* Begin *

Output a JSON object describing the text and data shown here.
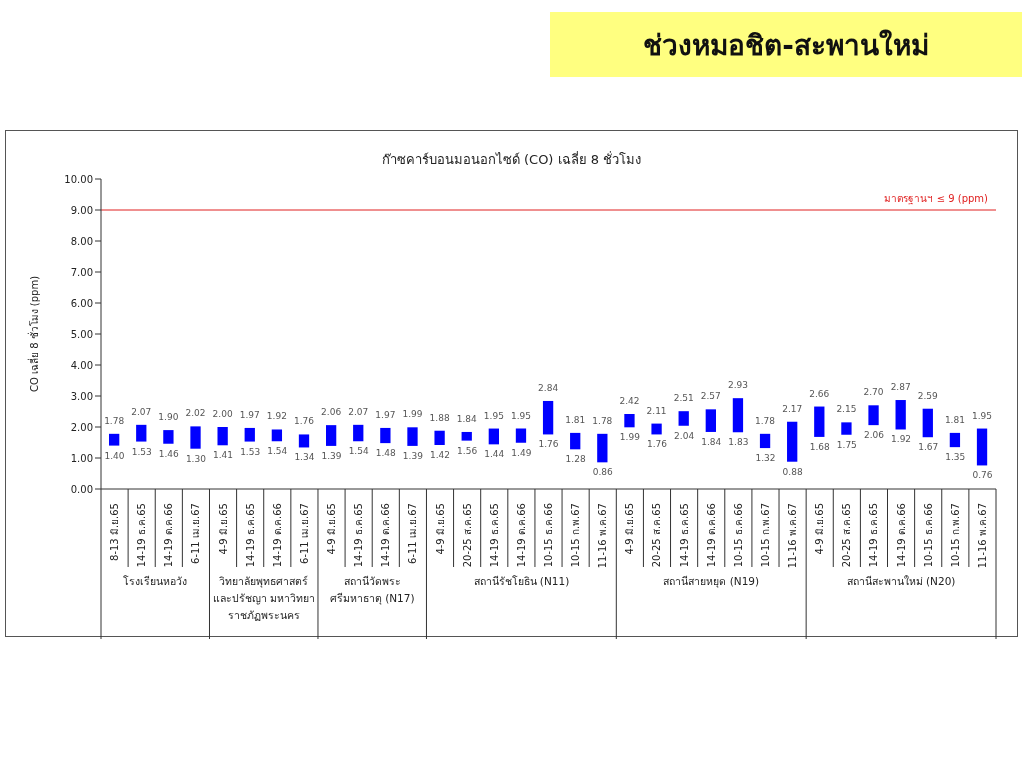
{
  "chart_data": {
    "type": "bar",
    "title": "ช่วงหมอชิต-สะพานใหม่",
    "subtitle": "ก๊าซคาร์บอนมอนอกไซด์ (CO) เฉลี่ย 8 ชั่วโมง",
    "ylabel": "CO เฉลี่ย 8 ชั่วโมง (ppm)",
    "categories": [
      "8-13 มิ.ย.65",
      "14-19 ธ.ค.65",
      "14-19 ต.ค.66",
      "6-11 เม.ย.67",
      "4-9 มิ.ย.65",
      "14-19 ธ.ค.65",
      "14-19 ต.ค.66",
      "6-11 เม.ย.67",
      "4-9 มิ.ย.65",
      "14-19 ธ.ค.65",
      "14-19 ต.ค.66",
      "6-11 เม.ย.67",
      "4-9 มิ.ย.65",
      "20-25 ส.ค.65",
      "14-19 ธ.ค.65",
      "14-19 ต.ค.66",
      "10-15 ธ.ค.66",
      "10-15 ก.พ.67",
      "11-16 พ.ค.67",
      "4-9 มิ.ย.65",
      "20-25 ส.ค.65",
      "14-19 ธ.ค.65",
      "14-19 ต.ค.66",
      "10-15 ธ.ค.66",
      "10-15 ก.พ.67",
      "11-16 พ.ค.67",
      "4-9 มิ.ย.65",
      "20-25 ส.ค.65",
      "14-19 ธ.ค.65",
      "14-19 ต.ค.66",
      "10-15 ธ.ค.66",
      "10-15 ก.พ.67",
      "11-16 พ.ค.67"
    ],
    "base": [
      1.4,
      1.53,
      1.46,
      1.3,
      1.41,
      1.53,
      1.54,
      1.34,
      1.39,
      1.54,
      1.48,
      1.39,
      1.42,
      1.56,
      1.44,
      1.49,
      1.76,
      1.28,
      0.86,
      1.99,
      1.76,
      2.04,
      1.84,
      1.83,
      1.32,
      0.88,
      1.68,
      1.75,
      2.06,
      1.92,
      1.67,
      1.35,
      0.76
    ],
    "values": [
      0.38,
      0.54,
      0.44,
      0.72,
      0.59,
      0.44,
      0.38,
      0.42,
      0.67,
      0.53,
      0.49,
      0.6,
      0.46,
      0.28,
      0.51,
      0.46,
      1.08,
      0.53,
      0.92,
      0.43,
      0.35,
      0.47,
      0.73,
      1.1,
      0.46,
      1.29,
      0.98,
      0.4,
      0.64,
      0.95,
      0.92,
      0.46,
      1.19
    ],
    "value_labels": [
      "1.78",
      "2.07",
      "1.90",
      "2.02",
      "2.00",
      "1.97",
      "1.92",
      "1.76",
      "2.06",
      "2.07",
      "1.97",
      "1.99",
      "1.88",
      "1.84",
      "1.95",
      "1.95",
      "2.84",
      "1.81",
      "1.78",
      "2.42",
      "2.11",
      "2.51",
      "2.57",
      "2.93",
      "1.78",
      "2.17",
      "2.66",
      "2.15",
      "2.70",
      "2.87",
      "2.59",
      "1.81",
      "1.95"
    ],
    "color": "#0000ff",
    "ylim": [
      0,
      10
    ],
    "yticks": [
      {
        "value": 0,
        "label": "0.00"
      },
      {
        "value": 1,
        "label": "1.00"
      },
      {
        "value": 2,
        "label": "2.00"
      },
      {
        "value": 3,
        "label": "3.00"
      },
      {
        "value": 4,
        "label": "4.00"
      },
      {
        "value": 5,
        "label": "5.00"
      },
      {
        "value": 6,
        "label": "6.00"
      },
      {
        "value": 7,
        "label": "7.00"
      },
      {
        "value": 8,
        "label": "8.00"
      },
      {
        "value": 9,
        "label": "9.00"
      },
      {
        "value": 10,
        "label": "10.00"
      }
    ],
    "ref_lines": [
      {
        "axis": "y",
        "value": 9,
        "label": "มาตรฐานฯ ≤ 9 (ppm)",
        "color": "#e02020"
      }
    ],
    "grid": false,
    "legend": false,
    "annotations": [
      "1.40",
      "1.53",
      "1.46",
      "1.30",
      "1.41",
      "1.53",
      "1.54",
      "1.34",
      "1.39",
      "1.54",
      "1.48",
      "1.39",
      "1.42",
      "1.56",
      "1.44",
      "1.49",
      "1.76",
      "1.28",
      "0.86",
      "1.99",
      "1.76",
      "2.04",
      "1.84",
      "1.83",
      "1.32",
      "0.88",
      "1.68",
      "1.75",
      "2.06",
      "1.92",
      "1.67",
      "1.35",
      "0.76",
      "โรงเรียนหอวัง",
      "วิทยาลัยพุทธศาสตร์ และปรัชญา มหาวิทยาราชภัฏพระนคร",
      "สถานีวัดพระศรีมหาธาตุ (N17)",
      "สถานีรัชโยธิน (N11)",
      "สถานีสายหยุด (N19)",
      "สถานีสะพานใหม่ (N20)"
    ]
  }
}
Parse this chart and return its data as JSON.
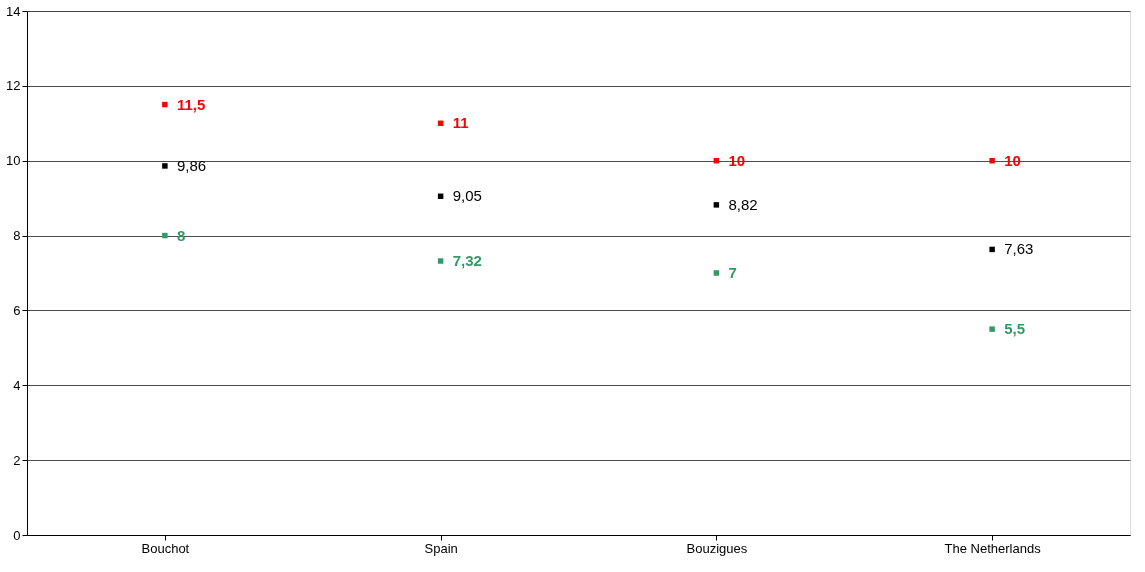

* End *

Show each line in the entries that holds the string "สะพานใหม".

* [Response to the task]
    "title": "ช่วงหมอชิต-สะพานใหม่",
      "สถานีสะพานใหม่ (N20)"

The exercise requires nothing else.